Goal
Pick out each line of the records below that contains the word "Attribution", and copy those lines.

Dataset records
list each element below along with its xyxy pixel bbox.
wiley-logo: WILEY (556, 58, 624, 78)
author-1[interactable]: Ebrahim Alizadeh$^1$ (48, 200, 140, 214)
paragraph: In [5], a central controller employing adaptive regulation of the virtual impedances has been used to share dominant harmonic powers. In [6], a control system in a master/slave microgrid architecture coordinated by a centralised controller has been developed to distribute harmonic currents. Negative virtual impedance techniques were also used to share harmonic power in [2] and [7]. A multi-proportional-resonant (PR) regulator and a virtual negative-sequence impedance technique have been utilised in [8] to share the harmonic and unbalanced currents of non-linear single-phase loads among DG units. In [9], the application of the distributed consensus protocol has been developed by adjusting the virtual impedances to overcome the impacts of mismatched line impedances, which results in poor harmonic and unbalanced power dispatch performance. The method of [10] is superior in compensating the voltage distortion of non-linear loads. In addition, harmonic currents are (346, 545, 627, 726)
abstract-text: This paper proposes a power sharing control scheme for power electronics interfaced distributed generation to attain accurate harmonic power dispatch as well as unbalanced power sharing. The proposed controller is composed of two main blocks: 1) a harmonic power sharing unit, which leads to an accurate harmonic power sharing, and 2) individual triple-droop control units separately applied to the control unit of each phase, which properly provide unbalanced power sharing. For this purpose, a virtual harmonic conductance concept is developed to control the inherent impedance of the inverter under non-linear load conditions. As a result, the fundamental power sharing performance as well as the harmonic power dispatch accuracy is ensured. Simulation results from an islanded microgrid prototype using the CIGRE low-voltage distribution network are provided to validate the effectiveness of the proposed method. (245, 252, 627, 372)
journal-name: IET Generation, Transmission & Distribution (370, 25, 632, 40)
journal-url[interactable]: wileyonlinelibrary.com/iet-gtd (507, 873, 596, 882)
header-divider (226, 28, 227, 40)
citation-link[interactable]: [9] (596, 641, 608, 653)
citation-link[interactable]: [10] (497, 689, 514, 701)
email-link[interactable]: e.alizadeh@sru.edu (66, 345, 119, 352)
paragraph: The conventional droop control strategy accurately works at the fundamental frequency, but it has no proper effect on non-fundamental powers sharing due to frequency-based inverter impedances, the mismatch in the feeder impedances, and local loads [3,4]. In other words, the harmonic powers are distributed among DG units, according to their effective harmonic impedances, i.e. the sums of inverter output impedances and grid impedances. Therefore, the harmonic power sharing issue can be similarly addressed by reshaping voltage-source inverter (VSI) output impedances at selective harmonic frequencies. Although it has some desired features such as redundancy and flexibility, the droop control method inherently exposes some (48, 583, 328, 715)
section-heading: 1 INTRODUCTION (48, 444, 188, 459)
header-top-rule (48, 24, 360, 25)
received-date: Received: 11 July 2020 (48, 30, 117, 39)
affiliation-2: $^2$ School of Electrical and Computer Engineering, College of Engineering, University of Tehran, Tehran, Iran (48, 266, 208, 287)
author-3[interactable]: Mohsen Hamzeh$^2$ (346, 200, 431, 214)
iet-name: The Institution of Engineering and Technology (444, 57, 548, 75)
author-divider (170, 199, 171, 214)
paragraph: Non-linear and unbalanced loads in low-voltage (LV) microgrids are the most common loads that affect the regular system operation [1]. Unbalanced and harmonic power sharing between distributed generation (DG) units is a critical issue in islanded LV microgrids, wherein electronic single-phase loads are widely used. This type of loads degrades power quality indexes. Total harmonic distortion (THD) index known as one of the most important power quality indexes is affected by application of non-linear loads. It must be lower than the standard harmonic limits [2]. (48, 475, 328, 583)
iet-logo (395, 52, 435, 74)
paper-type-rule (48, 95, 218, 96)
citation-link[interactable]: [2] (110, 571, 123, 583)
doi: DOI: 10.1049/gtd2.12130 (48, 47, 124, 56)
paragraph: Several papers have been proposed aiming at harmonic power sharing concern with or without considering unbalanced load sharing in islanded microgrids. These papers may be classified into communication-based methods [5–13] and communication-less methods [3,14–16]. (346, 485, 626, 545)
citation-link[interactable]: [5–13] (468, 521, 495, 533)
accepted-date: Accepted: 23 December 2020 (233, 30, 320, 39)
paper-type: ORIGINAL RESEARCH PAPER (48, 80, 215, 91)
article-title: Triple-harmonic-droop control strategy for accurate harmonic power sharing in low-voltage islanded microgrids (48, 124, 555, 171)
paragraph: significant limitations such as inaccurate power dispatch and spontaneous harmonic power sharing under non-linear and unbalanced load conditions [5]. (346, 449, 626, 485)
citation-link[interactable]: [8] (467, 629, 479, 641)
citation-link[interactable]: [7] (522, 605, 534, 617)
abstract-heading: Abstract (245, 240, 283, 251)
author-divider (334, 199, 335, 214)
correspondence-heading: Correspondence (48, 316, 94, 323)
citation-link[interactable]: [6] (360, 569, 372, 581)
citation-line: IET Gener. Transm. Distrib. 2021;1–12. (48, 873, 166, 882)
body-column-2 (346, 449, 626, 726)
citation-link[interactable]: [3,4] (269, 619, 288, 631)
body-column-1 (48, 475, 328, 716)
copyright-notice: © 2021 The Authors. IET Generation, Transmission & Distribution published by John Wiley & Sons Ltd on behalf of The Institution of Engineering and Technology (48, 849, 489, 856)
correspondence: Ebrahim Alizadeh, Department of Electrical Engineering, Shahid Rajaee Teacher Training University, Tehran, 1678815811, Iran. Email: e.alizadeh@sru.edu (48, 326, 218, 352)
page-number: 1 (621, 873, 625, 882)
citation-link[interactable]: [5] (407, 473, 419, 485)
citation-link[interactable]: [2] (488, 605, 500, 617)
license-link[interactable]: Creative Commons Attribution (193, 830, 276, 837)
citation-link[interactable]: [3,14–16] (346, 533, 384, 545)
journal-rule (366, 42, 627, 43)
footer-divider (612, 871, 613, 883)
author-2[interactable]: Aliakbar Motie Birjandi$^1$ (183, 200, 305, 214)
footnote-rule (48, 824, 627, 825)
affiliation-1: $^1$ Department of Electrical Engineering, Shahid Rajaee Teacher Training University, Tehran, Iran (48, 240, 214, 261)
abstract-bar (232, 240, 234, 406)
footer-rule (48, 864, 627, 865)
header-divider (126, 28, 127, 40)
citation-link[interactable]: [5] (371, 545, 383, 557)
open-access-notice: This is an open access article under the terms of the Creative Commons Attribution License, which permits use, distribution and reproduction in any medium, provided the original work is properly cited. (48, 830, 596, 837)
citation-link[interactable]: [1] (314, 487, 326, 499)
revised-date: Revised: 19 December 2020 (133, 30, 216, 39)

Solution to this problem
license-link[interactable]: Creative Commons Attribution (193, 830, 276, 837)
open-access-notice: This is an open access article under the terms of the Creative Commons Attribution License, which permits use, distribution and reproduction in any medium, provided the original work is properly cited. (48, 830, 596, 837)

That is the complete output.